### Aim of the exercise
Each record below should be repeated precisely as written.

### Task data
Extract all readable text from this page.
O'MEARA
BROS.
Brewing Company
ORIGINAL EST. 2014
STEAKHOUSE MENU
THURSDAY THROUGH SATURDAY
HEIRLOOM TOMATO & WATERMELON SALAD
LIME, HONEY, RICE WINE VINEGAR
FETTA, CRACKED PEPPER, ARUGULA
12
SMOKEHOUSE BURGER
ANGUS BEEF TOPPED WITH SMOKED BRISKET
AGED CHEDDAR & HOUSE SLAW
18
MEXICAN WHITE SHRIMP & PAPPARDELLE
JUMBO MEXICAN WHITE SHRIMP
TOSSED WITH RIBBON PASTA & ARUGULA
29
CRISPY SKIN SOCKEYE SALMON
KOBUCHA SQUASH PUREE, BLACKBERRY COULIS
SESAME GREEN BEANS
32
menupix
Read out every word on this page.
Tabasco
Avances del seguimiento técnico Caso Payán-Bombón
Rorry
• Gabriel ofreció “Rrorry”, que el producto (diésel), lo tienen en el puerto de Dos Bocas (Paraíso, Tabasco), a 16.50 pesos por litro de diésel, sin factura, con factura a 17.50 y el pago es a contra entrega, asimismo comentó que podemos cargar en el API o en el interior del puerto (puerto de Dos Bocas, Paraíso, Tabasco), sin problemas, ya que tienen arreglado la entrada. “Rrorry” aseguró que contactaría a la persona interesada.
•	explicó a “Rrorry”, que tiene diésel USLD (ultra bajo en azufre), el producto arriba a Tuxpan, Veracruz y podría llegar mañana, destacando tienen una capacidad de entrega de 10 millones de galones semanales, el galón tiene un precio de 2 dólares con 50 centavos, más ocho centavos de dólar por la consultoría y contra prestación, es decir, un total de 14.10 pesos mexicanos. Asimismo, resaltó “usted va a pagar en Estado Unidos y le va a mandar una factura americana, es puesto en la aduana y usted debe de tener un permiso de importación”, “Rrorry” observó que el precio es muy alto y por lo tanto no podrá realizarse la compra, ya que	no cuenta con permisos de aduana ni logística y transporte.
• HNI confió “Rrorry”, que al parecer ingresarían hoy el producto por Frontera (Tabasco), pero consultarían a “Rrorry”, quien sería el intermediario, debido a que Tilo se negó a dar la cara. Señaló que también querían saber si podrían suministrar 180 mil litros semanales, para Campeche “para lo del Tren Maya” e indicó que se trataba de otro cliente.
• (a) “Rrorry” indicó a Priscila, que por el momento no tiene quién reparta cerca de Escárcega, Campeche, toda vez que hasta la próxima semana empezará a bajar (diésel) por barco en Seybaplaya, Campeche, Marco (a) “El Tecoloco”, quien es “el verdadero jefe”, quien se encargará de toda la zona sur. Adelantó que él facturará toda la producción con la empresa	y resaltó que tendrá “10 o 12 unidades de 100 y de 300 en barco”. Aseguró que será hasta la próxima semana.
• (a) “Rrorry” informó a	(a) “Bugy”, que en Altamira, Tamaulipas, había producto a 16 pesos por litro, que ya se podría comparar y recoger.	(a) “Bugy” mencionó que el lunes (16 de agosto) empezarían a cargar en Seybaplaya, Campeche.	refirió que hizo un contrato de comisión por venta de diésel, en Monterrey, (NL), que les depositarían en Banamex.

### Written solution
Extract all readable text from this page.
O'MEARA
BROS.
Brewing Company
ORIGINAL EST. 2014
STEAKHOUSE MENU
THURSDAY THROUGH SATURDAY
HEIRLOOM TOMATO & WATERMELON SALAD
LIME, HONEY, RICE WINE VINEGAR
FETTA, CRACKED PEPPER, ARUGULA
12
SMOKEHOUSE BURGER
ANGUS BEEF TOPPED WITH SMOKED BRISKET
AGED CHEDDAR & HOUSE SLAW
18
MEXICAN WHITE SHRIMP & PAPPARDELLE
JUMBO MEXICAN WHITE SHRIMP
TOSSED WITH RIBBON PASTA & ARUGULA
29
CRISPY SKIN SOCKEYE SALMON
KOBUCHA SQUASH PUREE, BLACKBERRY COULIS
SESAME GREEN BEANS
32
menupix
Read out every word on this page.
Tabasco
Avances del seguimiento técnico Caso Payán-Bombón
Rorry
• Gabriel ofreció “Rrorry”, que el producto (diésel), lo tienen en el puerto de Dos Bocas (Paraíso, Tabasco), a 16.50 pesos por litro de diésel, sin factura, con factura a 17.50 y el pago es a contra entrega, asimismo comentó que podemos cargar en el API o en el interior del puerto (puerto de Dos Bocas, Paraíso, Tabasco), sin problemas, ya que tienen arreglado la entrada. “Rrorry” aseguró que contactaría a la persona interesada.
•	explicó a “Rrorry”, que tiene diésel USLD (ultra bajo en azufre), el producto arriba a Tuxpan, Veracruz y podría llegar mañana, destacando tienen una capacidad de entrega de 10 millones de galones semanales, el galón tiene un precio de 2 dólares con 50 centavos, más ocho centavos de dólar por la consultoría y contra prestación, es decir, un total de 14.10 pesos mexicanos. Asimismo, resaltó “usted va a pagar en Estado Unidos y le va a mandar una factura americana, es puesto en la aduana y usted debe de tener un permiso de importación”, “Rrorry” observó que el precio es muy alto y por lo tanto no podrá realizarse la compra, ya que	no cuenta con permisos de aduana ni logística y transporte.
• HNI confió “Rrorry”, que al parecer ingresarían hoy el producto por Frontera (Tabasco), pero consultarían a “Rrorry”, quien sería el intermediario, debido a que Tilo se negó a dar la cara. Señaló que también querían saber si podrían suministrar 180 mil litros semanales, para Campeche “para lo del Tren Maya” e indicó que se trataba de otro cliente.
• (a) “Rrorry” indicó a Priscila, que por el momento no tiene quién reparta cerca de Escárcega, Campeche, toda vez que hasta la próxima semana empezará a bajar (diésel) por barco en Seybaplaya, Campeche, Marco (a) “El Tecoloco”, quien es “el verdadero jefe”, quien se encargará de toda la zona sur. Adelantó que él facturará toda la producción con la empresa	y resaltó que tendrá “10 o 12 unidades de 100 y de 300 en barco”. Aseguró que será hasta la próxima semana.
• (a) “Rrorry” informó a	(a) “Bugy”, que en Altamira, Tamaulipas, había producto a 16 pesos por litro, que ya se podría comparar y recoger.	(a) “Bugy” mencionó que el lunes (16 de agosto) empezarían a cargar en Seybaplaya, Campeche.	refirió que hizo un contrato de comisión por venta de diésel, en Monterrey, (NL), que les depositarían en Banamex.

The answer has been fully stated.